Your objective: Copy every line from the records below that holds the word "growth".

(Raw records)
=======

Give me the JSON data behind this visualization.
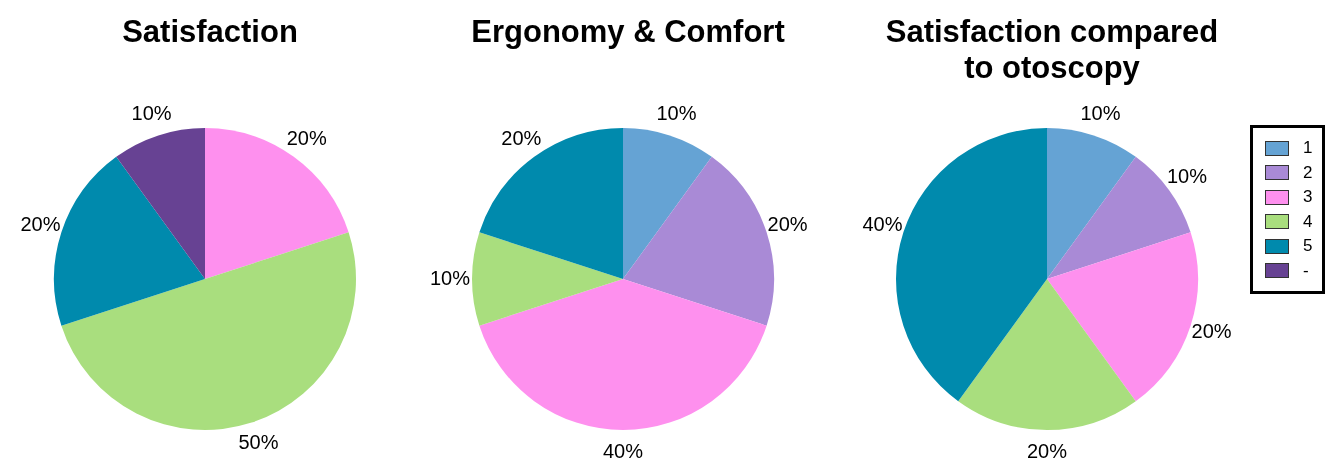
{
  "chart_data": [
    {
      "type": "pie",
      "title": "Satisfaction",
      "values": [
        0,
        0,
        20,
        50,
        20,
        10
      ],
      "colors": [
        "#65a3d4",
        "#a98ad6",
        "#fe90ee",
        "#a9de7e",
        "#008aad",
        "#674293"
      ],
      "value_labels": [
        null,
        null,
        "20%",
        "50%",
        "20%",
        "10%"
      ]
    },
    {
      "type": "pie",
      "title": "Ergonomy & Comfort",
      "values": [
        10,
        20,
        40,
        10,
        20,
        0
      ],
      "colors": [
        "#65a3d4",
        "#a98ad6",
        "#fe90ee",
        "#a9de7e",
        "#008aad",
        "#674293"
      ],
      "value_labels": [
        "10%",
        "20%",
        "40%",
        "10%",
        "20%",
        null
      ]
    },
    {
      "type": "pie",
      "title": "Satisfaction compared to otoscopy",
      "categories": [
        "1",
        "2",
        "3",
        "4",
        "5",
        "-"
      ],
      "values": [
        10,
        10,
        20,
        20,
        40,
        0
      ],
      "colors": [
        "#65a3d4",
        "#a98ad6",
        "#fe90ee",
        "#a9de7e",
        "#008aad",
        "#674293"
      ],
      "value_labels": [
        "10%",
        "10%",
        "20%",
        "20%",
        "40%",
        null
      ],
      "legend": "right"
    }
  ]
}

=======

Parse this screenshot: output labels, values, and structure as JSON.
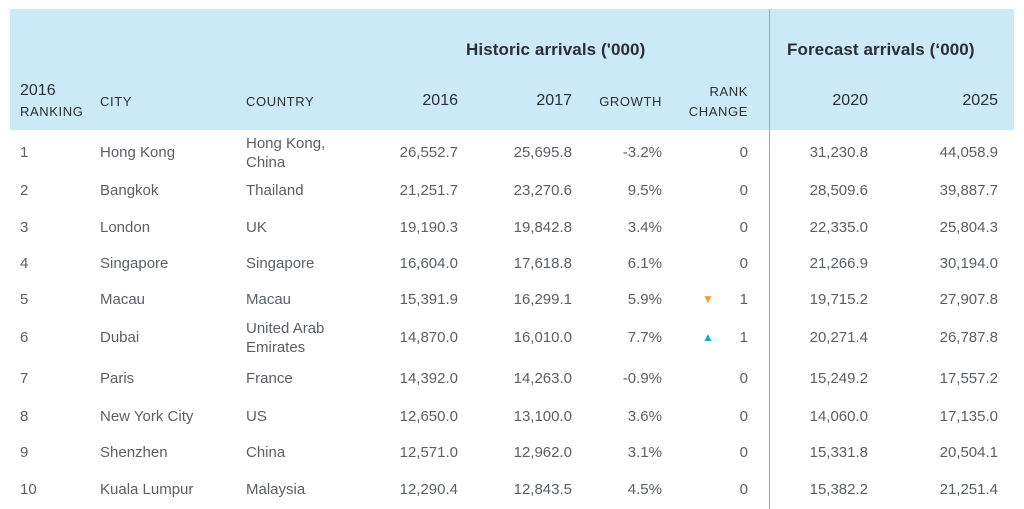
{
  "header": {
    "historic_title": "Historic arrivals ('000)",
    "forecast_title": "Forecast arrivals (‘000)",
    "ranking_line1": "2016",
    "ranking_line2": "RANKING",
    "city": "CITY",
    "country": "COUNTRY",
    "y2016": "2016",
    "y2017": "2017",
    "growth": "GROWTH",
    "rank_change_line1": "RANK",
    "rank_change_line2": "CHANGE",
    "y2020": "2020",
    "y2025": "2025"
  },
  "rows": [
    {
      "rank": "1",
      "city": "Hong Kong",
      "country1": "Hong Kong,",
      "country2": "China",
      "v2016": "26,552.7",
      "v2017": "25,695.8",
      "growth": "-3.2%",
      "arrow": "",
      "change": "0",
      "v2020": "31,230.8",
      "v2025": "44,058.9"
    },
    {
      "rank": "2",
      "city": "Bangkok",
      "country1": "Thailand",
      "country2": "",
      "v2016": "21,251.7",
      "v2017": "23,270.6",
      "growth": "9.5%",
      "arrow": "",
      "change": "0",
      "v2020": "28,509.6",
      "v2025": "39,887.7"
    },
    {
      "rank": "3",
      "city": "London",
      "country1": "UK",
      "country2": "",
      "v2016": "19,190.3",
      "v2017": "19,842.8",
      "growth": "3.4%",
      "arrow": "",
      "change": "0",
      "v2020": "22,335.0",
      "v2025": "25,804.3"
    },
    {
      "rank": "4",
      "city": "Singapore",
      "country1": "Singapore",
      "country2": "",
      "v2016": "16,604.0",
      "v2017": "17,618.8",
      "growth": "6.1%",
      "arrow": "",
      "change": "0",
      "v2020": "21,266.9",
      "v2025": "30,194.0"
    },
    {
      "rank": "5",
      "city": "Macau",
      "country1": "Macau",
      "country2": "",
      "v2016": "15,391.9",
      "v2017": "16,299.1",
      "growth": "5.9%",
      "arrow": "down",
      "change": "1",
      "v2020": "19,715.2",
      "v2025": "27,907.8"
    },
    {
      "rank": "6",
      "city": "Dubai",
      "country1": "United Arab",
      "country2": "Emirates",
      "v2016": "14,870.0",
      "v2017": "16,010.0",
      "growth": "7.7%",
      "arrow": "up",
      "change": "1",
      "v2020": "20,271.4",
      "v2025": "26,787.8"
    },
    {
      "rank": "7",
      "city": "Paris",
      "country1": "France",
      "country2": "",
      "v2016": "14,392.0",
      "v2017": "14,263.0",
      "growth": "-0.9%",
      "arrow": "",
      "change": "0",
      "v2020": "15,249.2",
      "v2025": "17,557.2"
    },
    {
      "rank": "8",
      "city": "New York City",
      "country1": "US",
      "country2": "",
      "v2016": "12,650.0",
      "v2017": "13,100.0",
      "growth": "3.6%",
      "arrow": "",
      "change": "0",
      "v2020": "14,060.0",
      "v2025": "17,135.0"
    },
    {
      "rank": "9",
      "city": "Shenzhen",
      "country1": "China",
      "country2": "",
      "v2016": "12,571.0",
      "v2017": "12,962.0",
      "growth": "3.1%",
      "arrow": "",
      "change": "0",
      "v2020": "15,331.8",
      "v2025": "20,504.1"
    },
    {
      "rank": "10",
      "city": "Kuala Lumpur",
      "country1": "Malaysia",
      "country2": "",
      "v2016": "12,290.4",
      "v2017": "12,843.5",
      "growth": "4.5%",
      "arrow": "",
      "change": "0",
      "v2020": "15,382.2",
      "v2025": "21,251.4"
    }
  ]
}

=======

Solution for this exercise:
    "growth": "GROWTH",
      "growth": "-3.2%",
      "growth": "9.5%",
      "growth": "3.4%",
      "growth": "6.1%",
      "growth": "5.9%",
      "growth": "7.7%",
      "growth": "-0.9%",
      "growth": "3.6%",
      "growth": "3.1%",
      "growth": "4.5%",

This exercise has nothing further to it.